* _Requirements_: Reproduce the entries word for word, and omit any picture you find in them.

* _Material shown_:

------------------------------------------------------------------------

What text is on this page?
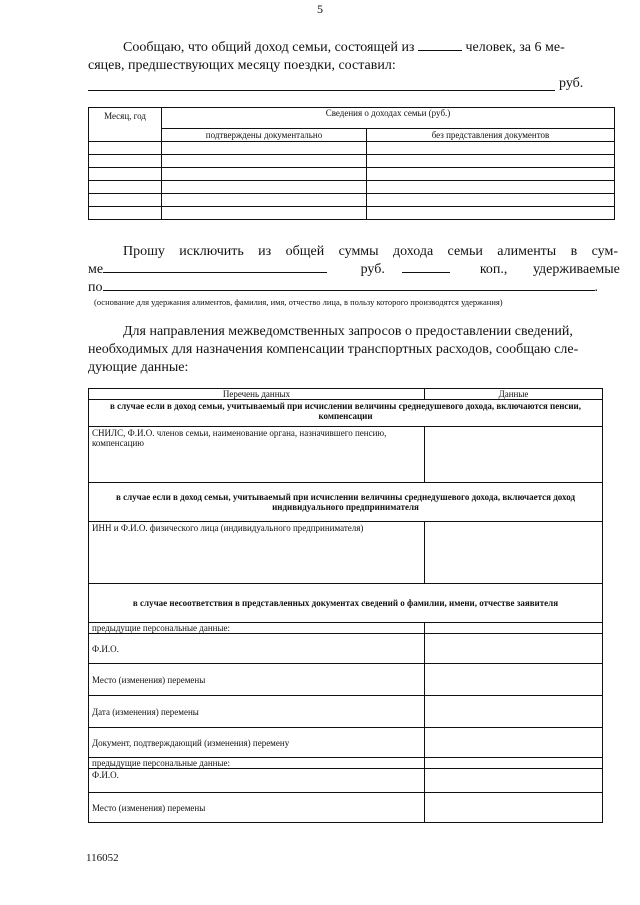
5
Сообщаю, что общий доход семьи, состоящей из	человек, за 6 ме-
сяцев, предшествующих месяцу поездки, составил:
руб.
Месяц, год	Сведения о доходах семьи (руб.)	
	подтверждены документально	без представления документов

Прошу исключить из общей суммы дохода семьи алименты в сум-
ме	руб.	коп., удерживаемые
по	.
(основание для удержания алиментов, фамилия, имя, отчество лица, в пользу которого производятся удержания)
Для направления межведомственных запросов о предоставлении сведений,
необходимых для назначения компенсации транспортных расходов, сообщаю сле-
дующие данные:
Перечень данных	Данные
в случае если в доход семьи, учитываемый при исчислении величины среднедушевого дохода, включаются пенсии, компенсации	
СНИЛС, Ф.И.О. членов семьи, наименование органа, назначившего пенсию, компенсацию	
в случае если в доход семьи, учитываемый при исчислении величины среднедушевого дохода, включается доход индивидуального предпринимателя	
ИНН и Ф.И.О. физического лица (индивидуального предпринимателя)	
в случае несоответствия в представленных документах сведений о фамилии, имени, отчестве заявителя	
предыдущие персональные данные:	
Ф.И.О.	
Место (изменения) перемены	
Дата (изменения) перемены	
Документ, подтверждающий (изменения) перемену	
предыдущие персональные данные:	
Ф.И.О.	
Место (изменения) перемены	
116052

------------------------------------------------------------------------

* _Completed task_:
What text is on this page?
5
Сообщаю, что общий доход семьи, состоящей из	человек, за 6 ме-
сяцев, предшествующих месяцу поездки, составил:
руб.
Месяц, год	Сведения о доходах семьи (руб.)	
	подтверждены документально	без представления документов

Прошу исключить из общей суммы дохода семьи алименты в сум-
ме	руб.	коп., удерживаемые
по	.
(основание для удержания алиментов, фамилия, имя, отчество лица, в пользу которого производятся удержания)
Для направления межведомственных запросов о предоставлении сведений,
необходимых для назначения компенсации транспортных расходов, сообщаю сле-
дующие данные:
Перечень данных	Данные
в случае если в доход семьи, учитываемый при исчислении величины среднедушевого дохода, включаются пенсии, компенсации	
СНИЛС, Ф.И.О. членов семьи, наименование органа, назначившего пенсию, компенсацию	
в случае если в доход семьи, учитываемый при исчислении величины среднедушевого дохода, включается доход индивидуального предпринимателя	
ИНН и Ф.И.О. физического лица (индивидуального предпринимателя)	
в случае несоответствия в представленных документах сведений о фамилии, имени, отчестве заявителя	
предыдущие персональные данные:	
Ф.И.О.	
Место (изменения) перемены	
Дата (изменения) перемены	
Документ, подтверждающий (изменения) перемену	
предыдущие персональные данные:	
Ф.И.О.	
Место (изменения) перемены	
116052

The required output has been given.